» **What is needed**:
Gather the lines below that include the string "Trading", copying each in full.

[Figure dataset records]
— BEGIN —
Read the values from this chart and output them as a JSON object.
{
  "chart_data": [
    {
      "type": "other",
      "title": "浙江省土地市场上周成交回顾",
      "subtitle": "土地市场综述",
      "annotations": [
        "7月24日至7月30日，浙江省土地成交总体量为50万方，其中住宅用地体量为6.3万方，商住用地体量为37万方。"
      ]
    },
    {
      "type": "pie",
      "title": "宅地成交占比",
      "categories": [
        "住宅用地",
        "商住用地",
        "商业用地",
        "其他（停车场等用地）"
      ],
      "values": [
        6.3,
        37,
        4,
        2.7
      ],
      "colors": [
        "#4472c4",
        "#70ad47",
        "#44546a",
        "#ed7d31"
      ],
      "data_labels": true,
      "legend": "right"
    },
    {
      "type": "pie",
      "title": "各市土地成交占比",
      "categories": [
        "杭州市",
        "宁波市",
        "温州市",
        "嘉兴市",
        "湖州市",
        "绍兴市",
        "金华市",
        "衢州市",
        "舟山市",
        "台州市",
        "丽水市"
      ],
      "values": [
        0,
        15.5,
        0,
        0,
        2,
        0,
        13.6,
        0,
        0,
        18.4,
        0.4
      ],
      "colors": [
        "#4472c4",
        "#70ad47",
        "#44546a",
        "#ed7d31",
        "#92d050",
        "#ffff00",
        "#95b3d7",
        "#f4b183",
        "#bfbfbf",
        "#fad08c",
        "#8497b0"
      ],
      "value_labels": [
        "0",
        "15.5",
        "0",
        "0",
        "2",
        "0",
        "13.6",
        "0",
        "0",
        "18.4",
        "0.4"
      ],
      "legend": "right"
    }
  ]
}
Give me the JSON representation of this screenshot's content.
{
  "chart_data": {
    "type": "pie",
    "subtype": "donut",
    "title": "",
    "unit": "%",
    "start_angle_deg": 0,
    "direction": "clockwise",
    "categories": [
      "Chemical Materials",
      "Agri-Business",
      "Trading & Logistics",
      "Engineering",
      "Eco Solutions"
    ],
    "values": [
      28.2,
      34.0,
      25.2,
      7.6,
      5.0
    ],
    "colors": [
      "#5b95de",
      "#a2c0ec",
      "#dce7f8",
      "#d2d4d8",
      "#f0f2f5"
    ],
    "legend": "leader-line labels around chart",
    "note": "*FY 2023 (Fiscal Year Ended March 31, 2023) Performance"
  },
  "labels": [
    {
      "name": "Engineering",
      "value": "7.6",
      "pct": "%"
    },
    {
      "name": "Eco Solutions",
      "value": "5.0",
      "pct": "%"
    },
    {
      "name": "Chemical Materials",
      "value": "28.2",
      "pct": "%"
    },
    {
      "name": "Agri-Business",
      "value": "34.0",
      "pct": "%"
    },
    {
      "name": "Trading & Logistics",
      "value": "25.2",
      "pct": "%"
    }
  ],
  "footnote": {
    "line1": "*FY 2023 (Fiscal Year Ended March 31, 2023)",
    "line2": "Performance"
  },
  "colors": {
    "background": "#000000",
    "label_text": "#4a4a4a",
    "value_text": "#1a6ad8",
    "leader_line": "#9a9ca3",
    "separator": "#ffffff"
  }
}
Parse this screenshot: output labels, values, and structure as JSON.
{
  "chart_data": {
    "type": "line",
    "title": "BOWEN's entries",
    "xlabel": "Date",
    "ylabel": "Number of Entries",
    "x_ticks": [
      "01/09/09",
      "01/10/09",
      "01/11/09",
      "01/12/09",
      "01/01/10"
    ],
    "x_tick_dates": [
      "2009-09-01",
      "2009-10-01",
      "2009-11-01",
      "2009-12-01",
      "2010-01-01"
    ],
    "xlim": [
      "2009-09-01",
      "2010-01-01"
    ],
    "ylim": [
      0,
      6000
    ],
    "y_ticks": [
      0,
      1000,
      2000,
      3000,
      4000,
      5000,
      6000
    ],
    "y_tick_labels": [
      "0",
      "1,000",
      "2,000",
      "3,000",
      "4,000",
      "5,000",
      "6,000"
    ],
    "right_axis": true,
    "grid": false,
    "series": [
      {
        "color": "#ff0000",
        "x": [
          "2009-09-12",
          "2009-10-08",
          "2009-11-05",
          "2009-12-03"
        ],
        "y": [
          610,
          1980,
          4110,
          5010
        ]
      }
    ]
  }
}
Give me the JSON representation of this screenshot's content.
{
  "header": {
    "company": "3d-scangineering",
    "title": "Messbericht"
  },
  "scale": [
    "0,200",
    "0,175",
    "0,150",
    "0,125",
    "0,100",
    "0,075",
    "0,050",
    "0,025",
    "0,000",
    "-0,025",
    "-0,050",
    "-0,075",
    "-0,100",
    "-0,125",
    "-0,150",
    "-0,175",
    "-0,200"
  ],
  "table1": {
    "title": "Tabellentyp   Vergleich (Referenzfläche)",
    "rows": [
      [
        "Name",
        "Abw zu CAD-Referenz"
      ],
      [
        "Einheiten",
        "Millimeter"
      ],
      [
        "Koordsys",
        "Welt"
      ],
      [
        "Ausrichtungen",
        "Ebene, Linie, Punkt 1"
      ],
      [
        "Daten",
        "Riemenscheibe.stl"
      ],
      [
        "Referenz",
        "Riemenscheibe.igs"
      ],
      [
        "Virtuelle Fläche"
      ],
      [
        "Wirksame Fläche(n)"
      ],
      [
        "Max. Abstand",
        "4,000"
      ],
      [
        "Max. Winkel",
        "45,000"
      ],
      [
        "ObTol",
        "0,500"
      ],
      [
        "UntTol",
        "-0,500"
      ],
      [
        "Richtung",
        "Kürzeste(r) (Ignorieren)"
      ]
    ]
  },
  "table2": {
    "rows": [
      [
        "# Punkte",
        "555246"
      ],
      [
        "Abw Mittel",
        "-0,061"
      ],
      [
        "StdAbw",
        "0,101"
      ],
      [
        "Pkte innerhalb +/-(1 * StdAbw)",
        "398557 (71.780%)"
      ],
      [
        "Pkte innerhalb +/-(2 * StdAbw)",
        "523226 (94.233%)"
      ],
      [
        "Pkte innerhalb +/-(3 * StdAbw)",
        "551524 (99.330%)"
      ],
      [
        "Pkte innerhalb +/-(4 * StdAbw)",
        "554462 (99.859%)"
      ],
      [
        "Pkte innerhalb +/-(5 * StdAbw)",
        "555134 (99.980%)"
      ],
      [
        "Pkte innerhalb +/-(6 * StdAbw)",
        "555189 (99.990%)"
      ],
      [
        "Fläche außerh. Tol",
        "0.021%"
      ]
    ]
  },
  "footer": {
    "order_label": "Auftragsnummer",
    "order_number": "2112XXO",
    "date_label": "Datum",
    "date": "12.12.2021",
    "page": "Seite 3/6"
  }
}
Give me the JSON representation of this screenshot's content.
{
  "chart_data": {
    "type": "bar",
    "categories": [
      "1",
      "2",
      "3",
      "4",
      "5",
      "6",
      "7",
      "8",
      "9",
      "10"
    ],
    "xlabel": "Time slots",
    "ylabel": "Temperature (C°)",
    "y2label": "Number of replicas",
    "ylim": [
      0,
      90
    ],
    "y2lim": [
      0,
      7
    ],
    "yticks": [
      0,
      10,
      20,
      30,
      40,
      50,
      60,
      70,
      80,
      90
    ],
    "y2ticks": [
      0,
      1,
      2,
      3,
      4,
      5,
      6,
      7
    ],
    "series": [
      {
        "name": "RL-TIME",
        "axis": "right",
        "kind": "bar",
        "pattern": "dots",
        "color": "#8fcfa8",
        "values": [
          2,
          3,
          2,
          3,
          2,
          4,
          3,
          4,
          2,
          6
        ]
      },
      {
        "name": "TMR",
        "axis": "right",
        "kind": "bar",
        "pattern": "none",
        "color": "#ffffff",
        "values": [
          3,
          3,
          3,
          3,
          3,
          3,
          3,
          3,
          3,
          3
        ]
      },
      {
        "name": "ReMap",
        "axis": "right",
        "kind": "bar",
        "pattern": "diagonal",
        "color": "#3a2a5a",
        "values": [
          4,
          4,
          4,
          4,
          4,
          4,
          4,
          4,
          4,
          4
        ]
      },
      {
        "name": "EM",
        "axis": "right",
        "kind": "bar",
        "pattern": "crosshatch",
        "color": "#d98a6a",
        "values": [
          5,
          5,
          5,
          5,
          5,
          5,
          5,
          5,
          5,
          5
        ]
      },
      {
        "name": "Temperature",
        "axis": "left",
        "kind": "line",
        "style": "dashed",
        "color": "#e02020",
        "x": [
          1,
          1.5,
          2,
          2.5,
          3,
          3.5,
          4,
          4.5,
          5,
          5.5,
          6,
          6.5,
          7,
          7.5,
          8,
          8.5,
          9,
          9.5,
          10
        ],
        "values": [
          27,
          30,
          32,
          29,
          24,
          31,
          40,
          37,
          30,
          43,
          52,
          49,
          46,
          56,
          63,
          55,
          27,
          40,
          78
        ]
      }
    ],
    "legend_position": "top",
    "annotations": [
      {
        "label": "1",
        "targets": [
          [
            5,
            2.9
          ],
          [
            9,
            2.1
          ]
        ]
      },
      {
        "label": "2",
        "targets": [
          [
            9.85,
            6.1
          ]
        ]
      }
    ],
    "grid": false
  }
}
— END —
» **Task answer**:
      "Trading & Logistics",
      "name": "Trading & Logistics",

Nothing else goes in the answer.